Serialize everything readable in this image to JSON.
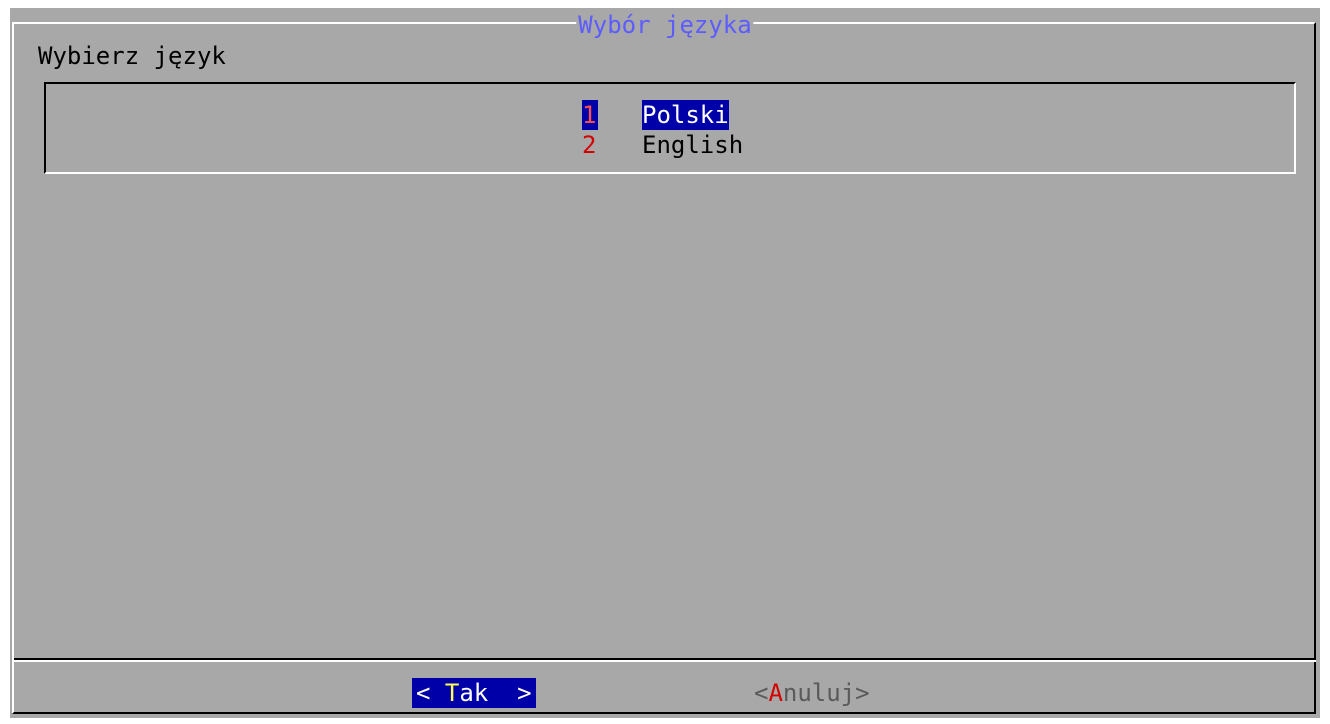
{
  "dialog": {
    "title": "Wybór języka",
    "prompt": "Wybierz język"
  },
  "menu": {
    "items": [
      {
        "key": "1",
        "label": "Polski",
        "selected": true
      },
      {
        "key": "2",
        "label": "English",
        "selected": false
      }
    ]
  },
  "buttons": {
    "ok": {
      "open": "< ",
      "hotkey": "T",
      "rest": "ak",
      "close": "  >"
    },
    "cancel": {
      "open": "<",
      "hotkey": "A",
      "rest": "nuluj",
      "close": ">"
    }
  },
  "colors": {
    "dialog_bg": "#a8a8a8",
    "title": "#5c5cff",
    "selection_bg": "#0000a8",
    "hotkey_red": "#d40000",
    "hotkey_yellow": "#ffff54"
  }
}
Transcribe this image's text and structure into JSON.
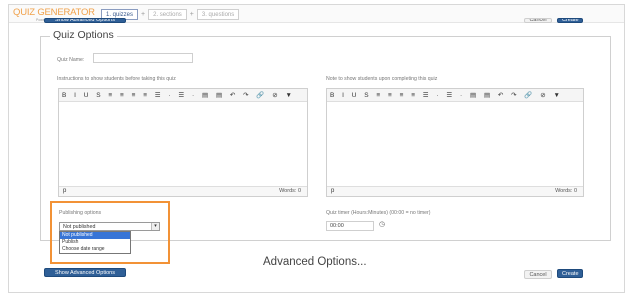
{
  "app": {
    "logo": "QUIZ GENERATOR",
    "logo_sub": "Powered by FMAX"
  },
  "steps": [
    {
      "label": "1. quizzes",
      "active": true
    },
    {
      "label": "2. sections",
      "active": false
    },
    {
      "label": "3. questions",
      "active": false
    }
  ],
  "step_separator": "+",
  "top_actions": {
    "show_advanced": "Show Advanced Options",
    "cancel": "Cancel",
    "create": "Create"
  },
  "quiz_options": {
    "legend": "Quiz Options",
    "quiz_name_label": "Quiz Name:",
    "quiz_name_value": "",
    "instructions_label": "Instructions to show students before taking this quiz",
    "note_label": "Note to show students upon completing this quiz",
    "toolbar_glyphs": "B I U S ≡ ≡ ≡ ≡ ☰ · ☰ · ▤ ▤ ↶ ↷ 🔗 ⊘ ▼",
    "path_label": "p",
    "words_label": "Words: 0",
    "publishing_label": "Publishing options",
    "publishing_selected": "Not published",
    "publishing_options": [
      "Not published",
      "Publish",
      "Choose date range"
    ],
    "timer_label": "Quiz timer (Hours:Minutes) (00:00 = no timer)",
    "timer_value": "00:00",
    "timer_icon": "clock-icon"
  },
  "advanced_title": "Advanced Options...",
  "bottom_actions": {
    "show_advanced": "Show Advanced Options",
    "cancel": "Cancel",
    "create": "Create"
  },
  "colors": {
    "accent_blue": "#2f5f97",
    "highlight_orange": "#f29236",
    "logo_orange": "#f0a14a",
    "selection_blue": "#3875d7"
  }
}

### Problem to work on
Set down every record once more, word for word, without pictures.

### Solved exercise
Serialize everything readable in this image to JSON.
{
  "dialog": {
    "title": "Wybór języka",
    "prompt": "Wybierz język"
  },
  "menu": {
    "items": [
      {
        "key": "1",
        "label": "Polski",
        "selected": true
      },
      {
        "key": "2",
        "label": "English",
        "selected": false
      }
    ]
  },
  "buttons": {
    "ok": {
      "open": "< ",
      "hotkey": "T",
      "rest": "ak",
      "close": "  >"
    },
    "cancel": {
      "open": "<",
      "hotkey": "A",
      "rest": "nuluj",
      "close": ">"
    }
  },
  "colors": {
    "dialog_bg": "#a8a8a8",
    "title": "#5c5cff",
    "selection_bg": "#0000a8",
    "hotkey_red": "#d40000",
    "hotkey_yellow": "#ffff54"
  }
}
Transcribe this image's text and structure into JSON.
{
  "app": {
    "logo": "QUIZ GENERATOR",
    "logo_sub": "Powered by FMAX"
  },
  "steps": [
    {
      "label": "1. quizzes",
      "active": true
    },
    {
      "label": "2. sections",
      "active": false
    },
    {
      "label": "3. questions",
      "active": false
    }
  ],
  "step_separator": "+",
  "top_actions": {
    "show_advanced": "Show Advanced Options",
    "cancel": "Cancel",
    "create": "Create"
  },
  "quiz_options": {
    "legend": "Quiz Options",
    "quiz_name_label": "Quiz Name:",
    "quiz_name_value": "",
    "instructions_label": "Instructions to show students before taking this quiz",
    "note_label": "Note to show students upon completing this quiz",
    "toolbar_glyphs": "B I U S ≡ ≡ ≡ ≡ ☰ · ☰ · ▤ ▤ ↶ ↷ 🔗 ⊘ ▼",
    "path_label": "p",
    "words_label": "Words: 0",
    "publishing_label": "Publishing options",
    "publishing_selected": "Not published",
    "publishing_options": [
      "Not published",
      "Publish",
      "Choose date range"
    ],
    "timer_label": "Quiz timer (Hours:Minutes) (00:00 = no timer)",
    "timer_value": "00:00",
    "timer_icon": "clock-icon"
  },
  "advanced_title": "Advanced Options...",
  "bottom_actions": {
    "show_advanced": "Show Advanced Options",
    "cancel": "Cancel",
    "create": "Create"
  },
  "colors": {
    "accent_blue": "#2f5f97",
    "highlight_orange": "#f29236",
    "logo_orange": "#f0a14a",
    "selection_blue": "#3875d7"
  }
}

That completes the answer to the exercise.